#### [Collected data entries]
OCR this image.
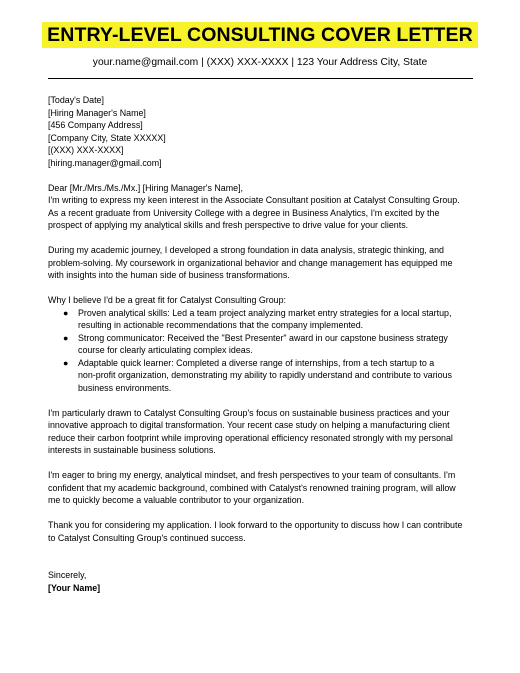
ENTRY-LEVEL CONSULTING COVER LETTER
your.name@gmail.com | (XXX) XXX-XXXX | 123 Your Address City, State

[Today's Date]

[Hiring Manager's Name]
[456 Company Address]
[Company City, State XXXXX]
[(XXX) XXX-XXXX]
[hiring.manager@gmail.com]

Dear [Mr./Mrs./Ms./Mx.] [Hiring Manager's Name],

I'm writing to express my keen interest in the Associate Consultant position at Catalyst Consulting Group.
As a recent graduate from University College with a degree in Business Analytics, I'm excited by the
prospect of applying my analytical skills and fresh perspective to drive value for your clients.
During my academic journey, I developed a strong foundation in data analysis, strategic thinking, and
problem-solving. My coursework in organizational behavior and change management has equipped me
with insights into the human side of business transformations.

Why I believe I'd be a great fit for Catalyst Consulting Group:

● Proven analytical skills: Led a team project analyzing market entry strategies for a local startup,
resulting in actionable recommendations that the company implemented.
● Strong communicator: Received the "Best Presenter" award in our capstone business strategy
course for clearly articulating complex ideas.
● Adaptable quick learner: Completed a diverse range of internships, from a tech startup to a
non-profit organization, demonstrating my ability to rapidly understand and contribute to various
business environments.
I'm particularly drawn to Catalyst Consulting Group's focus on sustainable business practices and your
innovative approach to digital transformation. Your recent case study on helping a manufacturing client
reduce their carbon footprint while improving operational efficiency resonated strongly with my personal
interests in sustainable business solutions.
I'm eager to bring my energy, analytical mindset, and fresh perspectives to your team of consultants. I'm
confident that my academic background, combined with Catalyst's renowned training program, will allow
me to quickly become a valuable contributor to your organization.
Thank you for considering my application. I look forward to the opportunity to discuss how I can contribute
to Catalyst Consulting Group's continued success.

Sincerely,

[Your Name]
...
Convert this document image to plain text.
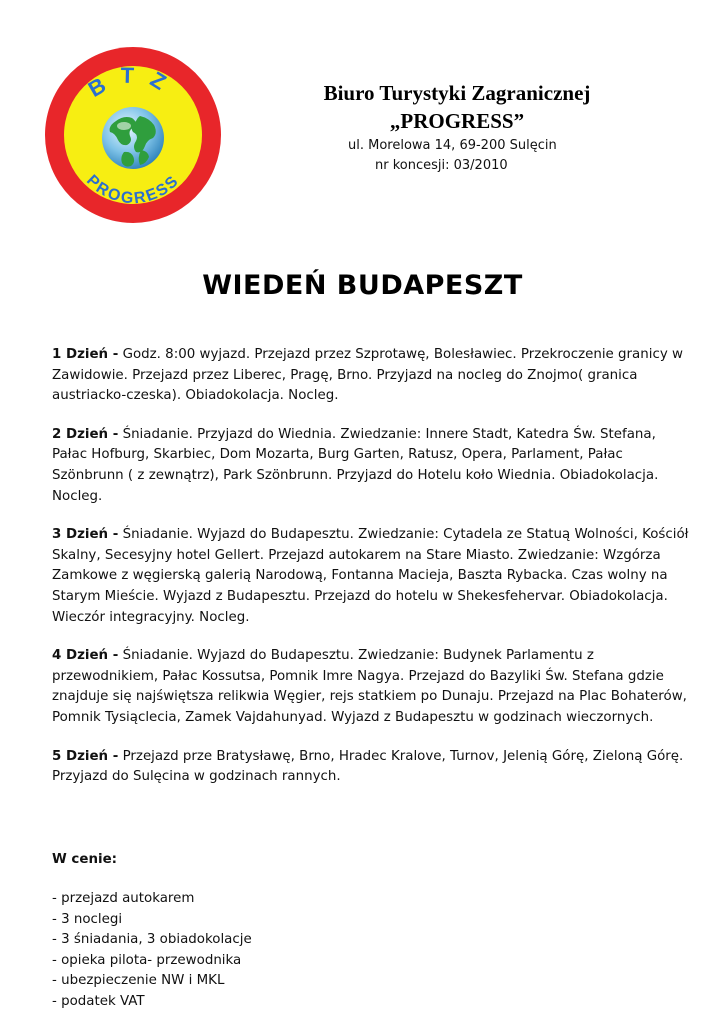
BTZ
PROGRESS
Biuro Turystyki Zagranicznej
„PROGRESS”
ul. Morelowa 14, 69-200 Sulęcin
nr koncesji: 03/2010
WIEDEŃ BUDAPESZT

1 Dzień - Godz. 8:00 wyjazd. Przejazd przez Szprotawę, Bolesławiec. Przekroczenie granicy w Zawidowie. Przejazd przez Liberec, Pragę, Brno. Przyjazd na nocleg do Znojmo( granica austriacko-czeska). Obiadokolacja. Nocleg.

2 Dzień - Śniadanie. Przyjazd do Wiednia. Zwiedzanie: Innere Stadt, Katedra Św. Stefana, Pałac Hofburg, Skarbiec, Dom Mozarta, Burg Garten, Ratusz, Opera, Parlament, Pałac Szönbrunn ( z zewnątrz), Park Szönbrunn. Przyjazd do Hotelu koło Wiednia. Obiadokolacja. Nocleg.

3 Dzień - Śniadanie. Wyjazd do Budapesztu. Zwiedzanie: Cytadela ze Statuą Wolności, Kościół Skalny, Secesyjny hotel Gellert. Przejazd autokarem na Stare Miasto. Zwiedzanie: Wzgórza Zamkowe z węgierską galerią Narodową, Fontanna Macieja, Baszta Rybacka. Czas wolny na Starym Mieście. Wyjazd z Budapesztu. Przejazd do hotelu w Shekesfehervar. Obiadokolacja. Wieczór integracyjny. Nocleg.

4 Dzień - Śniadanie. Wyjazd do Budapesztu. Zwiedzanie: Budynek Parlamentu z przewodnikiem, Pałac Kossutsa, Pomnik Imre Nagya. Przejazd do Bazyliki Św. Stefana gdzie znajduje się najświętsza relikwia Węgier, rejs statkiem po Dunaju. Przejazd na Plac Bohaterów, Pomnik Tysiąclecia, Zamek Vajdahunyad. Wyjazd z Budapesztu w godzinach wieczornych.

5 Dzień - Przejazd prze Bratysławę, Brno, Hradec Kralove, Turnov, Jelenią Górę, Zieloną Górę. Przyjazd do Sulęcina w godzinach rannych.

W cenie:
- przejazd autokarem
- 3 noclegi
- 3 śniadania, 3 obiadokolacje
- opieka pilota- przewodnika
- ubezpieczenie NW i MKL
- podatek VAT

#### [GOAL]
Write out every line of the entries that holds the word "from".

#### [TASK RESULT]
As a recent graduate from University College with a degree in Business Analytics, I'm excited by the
● Adaptable quick learner: Completed a diverse range of internships, from a tech startup to a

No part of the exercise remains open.